Start of Block

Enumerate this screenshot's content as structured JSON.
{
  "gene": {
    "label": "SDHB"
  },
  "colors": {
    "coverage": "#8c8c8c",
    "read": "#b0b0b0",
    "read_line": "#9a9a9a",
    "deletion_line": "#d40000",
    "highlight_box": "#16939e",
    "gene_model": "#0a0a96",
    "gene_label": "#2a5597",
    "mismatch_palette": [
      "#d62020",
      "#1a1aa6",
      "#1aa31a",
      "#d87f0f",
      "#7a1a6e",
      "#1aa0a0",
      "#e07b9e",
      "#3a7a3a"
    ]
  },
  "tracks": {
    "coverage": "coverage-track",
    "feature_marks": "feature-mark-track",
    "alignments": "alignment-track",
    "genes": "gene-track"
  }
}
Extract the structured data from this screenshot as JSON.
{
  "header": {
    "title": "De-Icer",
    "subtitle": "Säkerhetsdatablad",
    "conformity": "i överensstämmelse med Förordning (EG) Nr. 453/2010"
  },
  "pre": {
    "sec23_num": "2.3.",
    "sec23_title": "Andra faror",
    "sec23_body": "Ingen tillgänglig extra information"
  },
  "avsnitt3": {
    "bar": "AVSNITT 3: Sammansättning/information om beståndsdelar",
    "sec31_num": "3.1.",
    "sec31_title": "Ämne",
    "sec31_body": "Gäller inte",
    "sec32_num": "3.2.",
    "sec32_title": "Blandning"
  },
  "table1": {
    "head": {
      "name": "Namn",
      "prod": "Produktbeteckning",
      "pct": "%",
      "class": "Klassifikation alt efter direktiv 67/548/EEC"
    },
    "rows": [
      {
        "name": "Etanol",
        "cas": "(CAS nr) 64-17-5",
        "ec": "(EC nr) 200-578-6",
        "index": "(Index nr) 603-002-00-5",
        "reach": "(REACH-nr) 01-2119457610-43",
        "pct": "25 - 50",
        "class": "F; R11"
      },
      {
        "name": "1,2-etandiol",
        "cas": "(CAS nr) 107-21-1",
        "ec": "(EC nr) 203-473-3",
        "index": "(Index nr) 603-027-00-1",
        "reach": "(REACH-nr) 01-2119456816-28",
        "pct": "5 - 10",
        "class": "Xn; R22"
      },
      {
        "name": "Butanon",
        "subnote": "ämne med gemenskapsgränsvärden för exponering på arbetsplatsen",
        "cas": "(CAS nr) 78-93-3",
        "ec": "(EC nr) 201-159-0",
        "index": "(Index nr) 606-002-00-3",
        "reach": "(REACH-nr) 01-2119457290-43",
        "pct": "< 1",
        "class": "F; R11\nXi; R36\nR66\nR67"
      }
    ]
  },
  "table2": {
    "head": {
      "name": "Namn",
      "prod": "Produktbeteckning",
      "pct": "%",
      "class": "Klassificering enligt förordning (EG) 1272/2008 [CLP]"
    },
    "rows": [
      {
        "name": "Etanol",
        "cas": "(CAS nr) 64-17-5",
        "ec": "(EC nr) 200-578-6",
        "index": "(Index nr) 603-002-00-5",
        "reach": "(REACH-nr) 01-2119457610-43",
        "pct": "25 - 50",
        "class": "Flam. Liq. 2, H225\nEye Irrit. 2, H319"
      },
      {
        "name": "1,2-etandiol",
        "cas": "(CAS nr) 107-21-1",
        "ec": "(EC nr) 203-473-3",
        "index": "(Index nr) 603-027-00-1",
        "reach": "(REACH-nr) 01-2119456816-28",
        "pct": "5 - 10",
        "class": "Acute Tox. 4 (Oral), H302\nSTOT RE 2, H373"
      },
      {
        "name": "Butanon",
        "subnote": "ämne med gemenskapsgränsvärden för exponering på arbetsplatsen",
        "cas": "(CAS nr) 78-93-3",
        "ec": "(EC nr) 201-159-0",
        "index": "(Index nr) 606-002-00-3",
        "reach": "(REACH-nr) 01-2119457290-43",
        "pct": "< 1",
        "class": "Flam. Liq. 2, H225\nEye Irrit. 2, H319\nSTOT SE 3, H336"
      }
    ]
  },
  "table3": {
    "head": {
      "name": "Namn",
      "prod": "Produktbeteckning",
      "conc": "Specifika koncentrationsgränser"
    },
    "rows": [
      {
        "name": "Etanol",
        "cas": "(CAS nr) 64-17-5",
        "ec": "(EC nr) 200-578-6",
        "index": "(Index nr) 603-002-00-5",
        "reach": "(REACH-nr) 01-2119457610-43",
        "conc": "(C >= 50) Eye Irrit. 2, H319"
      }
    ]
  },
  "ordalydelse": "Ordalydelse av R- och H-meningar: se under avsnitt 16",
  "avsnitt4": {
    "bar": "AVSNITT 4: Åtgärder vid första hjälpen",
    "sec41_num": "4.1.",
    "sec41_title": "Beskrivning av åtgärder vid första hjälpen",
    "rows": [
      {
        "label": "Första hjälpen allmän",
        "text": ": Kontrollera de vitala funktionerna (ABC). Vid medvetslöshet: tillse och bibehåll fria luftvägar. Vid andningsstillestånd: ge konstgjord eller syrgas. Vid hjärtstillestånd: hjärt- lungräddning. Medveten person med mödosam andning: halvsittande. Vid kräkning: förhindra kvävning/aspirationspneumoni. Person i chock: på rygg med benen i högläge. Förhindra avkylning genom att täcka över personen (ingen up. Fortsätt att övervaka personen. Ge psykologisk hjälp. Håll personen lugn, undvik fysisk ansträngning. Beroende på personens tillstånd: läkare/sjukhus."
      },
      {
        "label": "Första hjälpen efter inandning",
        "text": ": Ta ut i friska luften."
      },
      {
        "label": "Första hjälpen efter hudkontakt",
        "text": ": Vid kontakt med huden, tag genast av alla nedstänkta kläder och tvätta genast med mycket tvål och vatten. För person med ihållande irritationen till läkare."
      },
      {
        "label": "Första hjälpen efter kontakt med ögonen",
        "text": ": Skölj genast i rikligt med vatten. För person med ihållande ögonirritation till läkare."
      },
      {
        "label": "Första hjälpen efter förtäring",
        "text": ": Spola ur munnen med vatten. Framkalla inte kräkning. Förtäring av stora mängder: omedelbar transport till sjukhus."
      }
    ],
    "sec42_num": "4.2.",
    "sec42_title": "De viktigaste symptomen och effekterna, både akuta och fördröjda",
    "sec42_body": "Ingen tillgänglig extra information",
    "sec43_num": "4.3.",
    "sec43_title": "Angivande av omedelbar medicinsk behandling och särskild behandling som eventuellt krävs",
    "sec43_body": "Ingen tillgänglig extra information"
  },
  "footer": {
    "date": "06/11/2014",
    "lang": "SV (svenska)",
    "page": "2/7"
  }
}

End of Block

_What the exercise asks:_
All records are to be printed again, exactly and completely.

_Completed exercise:_
Enumerate this screenshot's content as structured JSON.
{
  "gene": {
    "label": "SDHB"
  },
  "colors": {
    "coverage": "#8c8c8c",
    "read": "#b0b0b0",
    "read_line": "#9a9a9a",
    "deletion_line": "#d40000",
    "highlight_box": "#16939e",
    "gene_model": "#0a0a96",
    "gene_label": "#2a5597",
    "mismatch_palette": [
      "#d62020",
      "#1a1aa6",
      "#1aa31a",
      "#d87f0f",
      "#7a1a6e",
      "#1aa0a0",
      "#e07b9e",
      "#3a7a3a"
    ]
  },
  "tracks": {
    "coverage": "coverage-track",
    "feature_marks": "feature-mark-track",
    "alignments": "alignment-track",
    "genes": "gene-track"
  }
}
Extract the structured data from this screenshot as JSON.
{
  "header": {
    "title": "De-Icer",
    "subtitle": "Säkerhetsdatablad",
    "conformity": "i överensstämmelse med Förordning (EG) Nr. 453/2010"
  },
  "pre": {
    "sec23_num": "2.3.",
    "sec23_title": "Andra faror",
    "sec23_body": "Ingen tillgänglig extra information"
  },
  "avsnitt3": {
    "bar": "AVSNITT 3: Sammansättning/information om beståndsdelar",
    "sec31_num": "3.1.",
    "sec31_title": "Ämne",
    "sec31_body": "Gäller inte",
    "sec32_num": "3.2.",
    "sec32_title": "Blandning"
  },
  "table1": {
    "head": {
      "name": "Namn",
      "prod": "Produktbeteckning",
      "pct": "%",
      "class": "Klassifikation alt efter direktiv 67/548/EEC"
    },
    "rows": [
      {
        "name": "Etanol",
        "cas": "(CAS nr) 64-17-5",
        "ec": "(EC nr) 200-578-6",
        "index": "(Index nr) 603-002-00-5",
        "reach": "(REACH-nr) 01-2119457610-43",
        "pct": "25 - 50",
        "class": "F; R11"
      },
      {
        "name": "1,2-etandiol",
        "cas": "(CAS nr) 107-21-1",
        "ec": "(EC nr) 203-473-3",
        "index": "(Index nr) 603-027-00-1",
        "reach": "(REACH-nr) 01-2119456816-28",
        "pct": "5 - 10",
        "class": "Xn; R22"
      },
      {
        "name": "Butanon",
        "subnote": "ämne med gemenskapsgränsvärden för exponering på arbetsplatsen",
        "cas": "(CAS nr) 78-93-3",
        "ec": "(EC nr) 201-159-0",
        "index": "(Index nr) 606-002-00-3",
        "reach": "(REACH-nr) 01-2119457290-43",
        "pct": "< 1",
        "class": "F; R11\nXi; R36\nR66\nR67"
      }
    ]
  },
  "table2": {
    "head": {
      "name": "Namn",
      "prod": "Produktbeteckning",
      "pct": "%",
      "class": "Klassificering enligt förordning (EG) 1272/2008 [CLP]"
    },
    "rows": [
      {
        "name": "Etanol",
        "cas": "(CAS nr) 64-17-5",
        "ec": "(EC nr) 200-578-6",
        "index": "(Index nr) 603-002-00-5",
        "reach": "(REACH-nr) 01-2119457610-43",
        "pct": "25 - 50",
        "class": "Flam. Liq. 2, H225\nEye Irrit. 2, H319"
      },
      {
        "name": "1,2-etandiol",
        "cas": "(CAS nr) 107-21-1",
        "ec": "(EC nr) 203-473-3",
        "index": "(Index nr) 603-027-00-1",
        "reach": "(REACH-nr) 01-2119456816-28",
        "pct": "5 - 10",
        "class": "Acute Tox. 4 (Oral), H302\nSTOT RE 2, H373"
      },
      {
        "name": "Butanon",
        "subnote": "ämne med gemenskapsgränsvärden för exponering på arbetsplatsen",
        "cas": "(CAS nr) 78-93-3",
        "ec": "(EC nr) 201-159-0",
        "index": "(Index nr) 606-002-00-3",
        "reach": "(REACH-nr) 01-2119457290-43",
        "pct": "< 1",
        "class": "Flam. Liq. 2, H225\nEye Irrit. 2, H319\nSTOT SE 3, H336"
      }
    ]
  },
  "table3": {
    "head": {
      "name": "Namn",
      "prod": "Produktbeteckning",
      "conc": "Specifika koncentrationsgränser"
    },
    "rows": [
      {
        "name": "Etanol",
        "cas": "(CAS nr) 64-17-5",
        "ec": "(EC nr) 200-578-6",
        "index": "(Index nr) 603-002-00-5",
        "reach": "(REACH-nr) 01-2119457610-43",
        "conc": "(C >= 50) Eye Irrit. 2, H319"
      }
    ]
  },
  "ordalydelse": "Ordalydelse av R- och H-meningar: se under avsnitt 16",
  "avsnitt4": {
    "bar": "AVSNITT 4: Åtgärder vid första hjälpen",
    "sec41_num": "4.1.",
    "sec41_title": "Beskrivning av åtgärder vid första hjälpen",
    "rows": [
      {
        "label": "Första hjälpen allmän",
        "text": ": Kontrollera de vitala funktionerna (ABC). Vid medvetslöshet: tillse och bibehåll fria luftvägar. Vid andningsstillestånd: ge konstgjord eller syrgas. Vid hjärtstillestånd: hjärt- lungräddning. Medveten person med mödosam andning: halvsittande. Vid kräkning: förhindra kvävning/aspirationspneumoni. Person i chock: på rygg med benen i högläge. Förhindra avkylning genom att täcka över personen (ingen up. Fortsätt att övervaka personen. Ge psykologisk hjälp. Håll personen lugn, undvik fysisk ansträngning. Beroende på personens tillstånd: läkare/sjukhus."
      },
      {
        "label": "Första hjälpen efter inandning",
        "text": ": Ta ut i friska luften."
      },
      {
        "label": "Första hjälpen efter hudkontakt",
        "text": ": Vid kontakt med huden, tag genast av alla nedstänkta kläder och tvätta genast med mycket tvål och vatten. För person med ihållande irritationen till läkare."
      },
      {
        "label": "Första hjälpen efter kontakt med ögonen",
        "text": ": Skölj genast i rikligt med vatten. För person med ihållande ögonirritation till läkare."
      },
      {
        "label": "Första hjälpen efter förtäring",
        "text": ": Spola ur munnen med vatten. Framkalla inte kräkning. Förtäring av stora mängder: omedelbar transport till sjukhus."
      }
    ],
    "sec42_num": "4.2.",
    "sec42_title": "De viktigaste symptomen och effekterna, både akuta och fördröjda",
    "sec42_body": "Ingen tillgänglig extra information",
    "sec43_num": "4.3.",
    "sec43_title": "Angivande av omedelbar medicinsk behandling och särskild behandling som eventuellt krävs",
    "sec43_body": "Ingen tillgänglig extra information"
  },
  "footer": {
    "date": "06/11/2014",
    "lang": "SV (svenska)",
    "page": "2/7"
  }
}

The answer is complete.